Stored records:
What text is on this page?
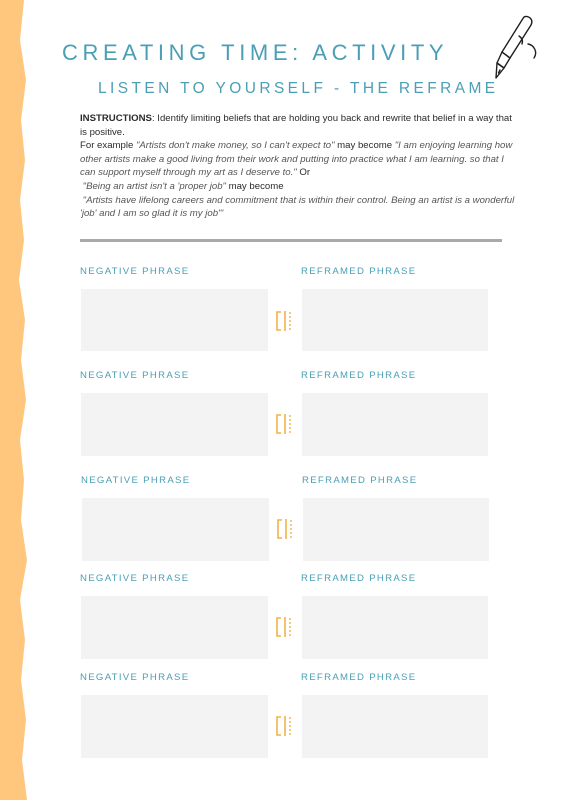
CREATING TIME: ACTIVITY
LISTEN TO YOURSELF - THE REFRAME

INSTRUCTIONS: Identify limiting beliefs that are holding you back and rewrite that belief in a way that is positive.

For example "Artists don't make money, so I can't expect to" may become "I am enjoying learning how other artists make a good living from their work and putting into practice what I am learning. so that I can support myself through my art as I deserve to." Or

"Being an artist isn't a 'proper job" may become

"Artists have lifelong careers and commitment that is within their control. Being an artist is a wonderful 'job' and I am so glad it is my job"'

NEGATIVE PHRASE	REFRAMED PHRASE
NEGATIVE PHRASE	REFRAMED PHRASE
NEGATIVE PHRASE	REFRAMED PHRASE
NEGATIVE PHRASE	REFRAMED PHRASE
NEGATIVE PHRASE	REFRAMED PHRASE
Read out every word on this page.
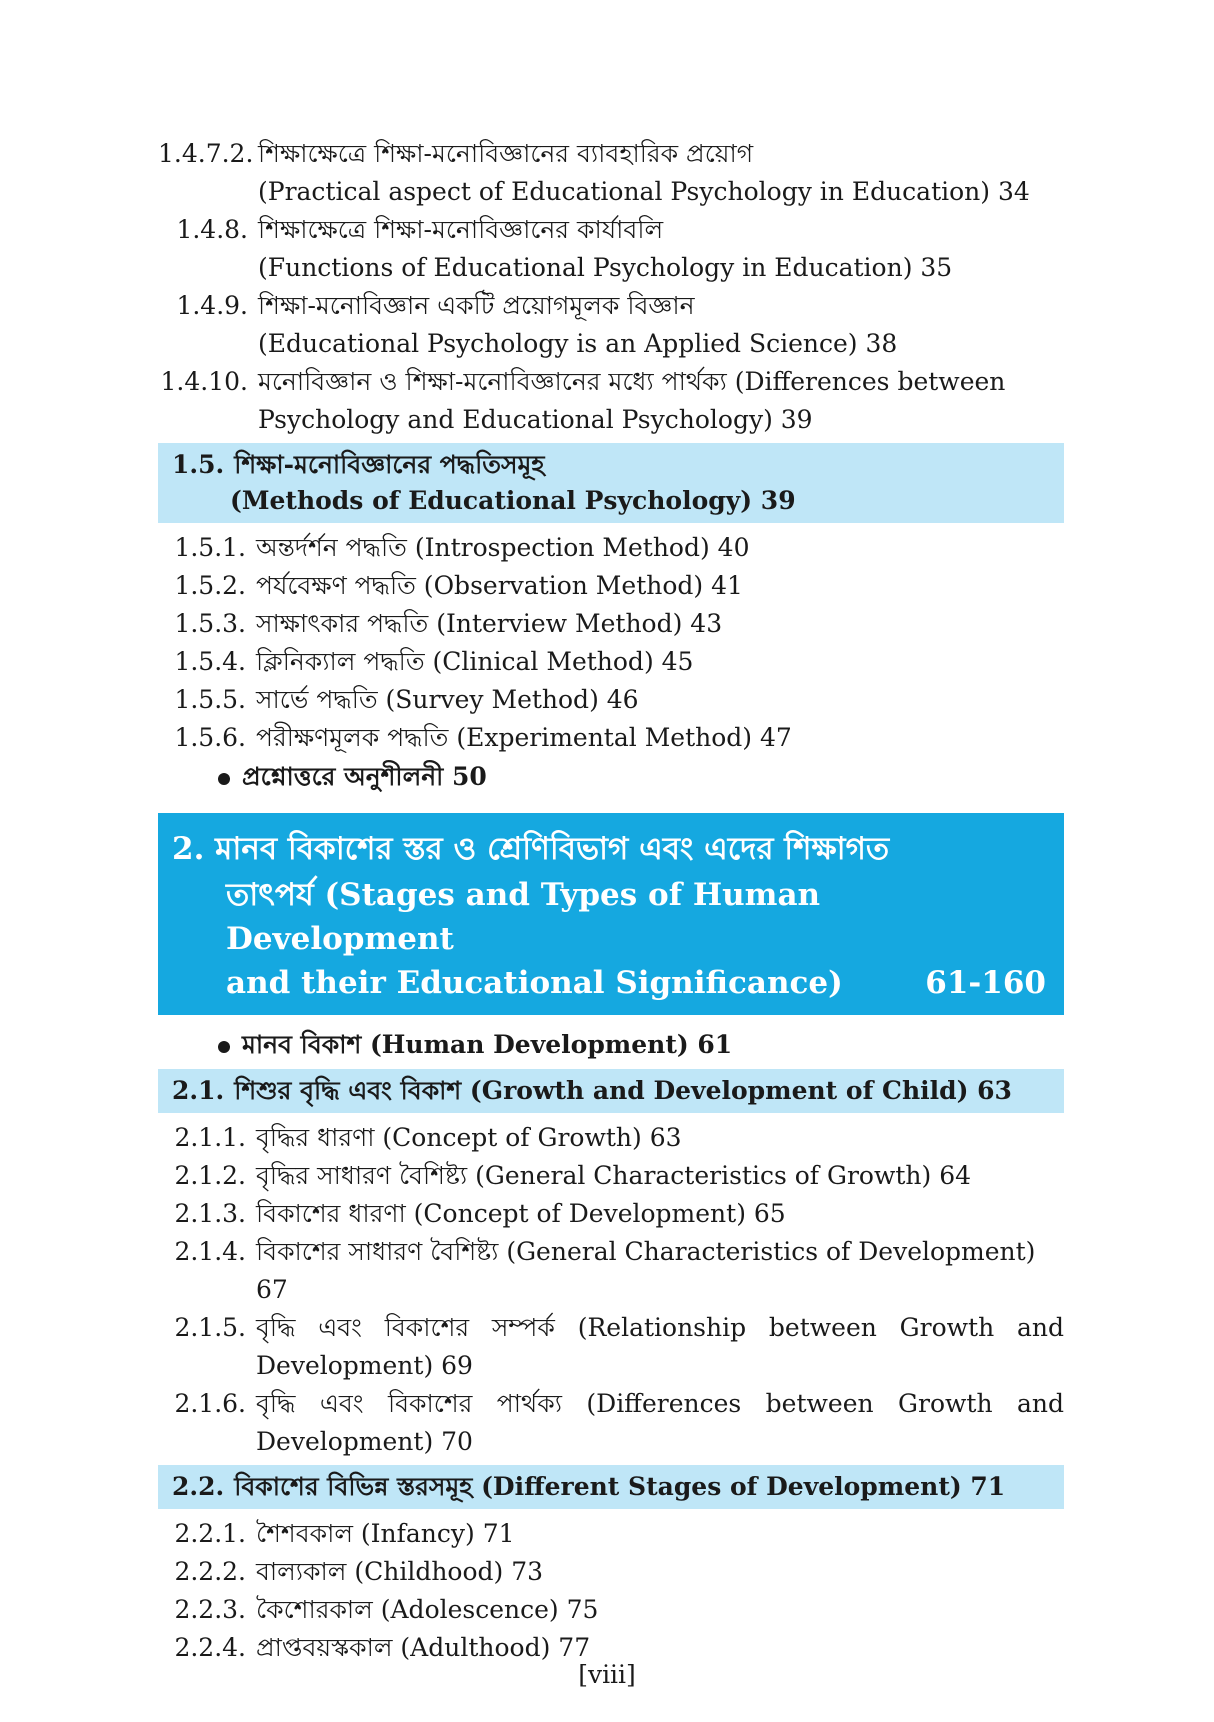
1.4.7.2. শিক্ষাক্ষেত্রে শিক্ষা-মনোবিজ্ঞানের ব্যাবহারিক প্রয়োগ
(Practical aspect of Educational Psychology in Education) 34
1.4.8. শিক্ষাক্ষেত্রে শিক্ষা-মনোবিজ্ঞানের কার্যাবলি
(Functions of Educational Psychology in Education) 35
1.4.9. শিক্ষা-মনোবিজ্ঞান একটি প্রয়োগমূলক বিজ্ঞান
(Educational Psychology is an Applied Science) 38
1.4.10. মনোবিজ্ঞান ও শিক্ষা-মনোবিজ্ঞানের মধ্যে পার্থক্য (Differences between
Psychology and Educational Psychology) 39
1.5. শিক্ষা-মনোবিজ্ঞানের পদ্ধতিসমূহ
(Methods of Educational Psychology) 39
1.5.1. অন্তর্দর্শন পদ্ধতি (Introspection Method) 40
1.5.2. পর্যবেক্ষণ পদ্ধতি (Observation Method) 41
1.5.3. সাক্ষাৎকার পদ্ধতি (Interview Method) 43
1.5.4. ক্লিনিক্যাল পদ্ধতি (Clinical Method) 45
1.5.5. সার্ভে পদ্ধতি (Survey Method) 46
1.5.6. পরীক্ষণমূলক পদ্ধতি (Experimental Method) 47
প্রশ্নোত্তরে অনুশীলনী 50
2. মানব বিকাশের স্তর ও শ্রেণিবিভাগ এবং এদের শিক্ষাগত
তাৎপর্য (Stages and Types of Human Development
and their Educational Significance)	61-160
মানব বিকাশ (Human Development) 61
2.1. শিশুর বৃদ্ধি এবং বিকাশ (Growth and Development of Child) 63
2.1.1. বৃদ্ধির ধারণা (Concept of Growth) 63
2.1.2. বৃদ্ধির সাধারণ বৈশিষ্ট্য (General Characteristics of Growth) 64
2.1.3. বিকাশের ধারণা (Concept of Development) 65
2.1.4. বিকাশের সাধারণ বৈশিষ্ট্য (General Characteristics of Development) 67
2.1.5. বৃদ্ধি এবং বিকাশের সম্পর্ক (Relationship between Growth and Development) 69
2.1.6. বৃদ্ধি এবং বিকাশের পার্থক্য (Differences between Growth and Development) 70
2.2. বিকাশের বিভিন্ন স্তরসমূহ (Different Stages of Development) 71
2.2.1. শৈশবকাল (Infancy) 71
2.2.2. বাল্যকাল (Childhood) 73
2.2.3. কৈশোরকাল (Adolescence) 75
2.2.4. প্রাপ্তবয়স্ককাল (Adulthood) 77
[viii]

TASK OBJECTIVE
Extract every line above that contains the word "Growth".

COMPLETE OUTPUT
2.1. শিশুর বৃদ্ধি এবং বিকাশ (Growth and Development of Child) 63
2.1.1. বৃদ্ধির ধারণা (Concept of Growth) 63
2.1.2. বৃদ্ধির সাধারণ বৈশিষ্ট্য (General Characteristics of Growth) 64
2.1.5. বৃদ্ধি এবং বিকাশের সম্পর্ক (Relationship between Growth and Development) 69
2.1.6. বৃদ্ধি এবং বিকাশের পার্থক্য (Differences between Growth and Development) 70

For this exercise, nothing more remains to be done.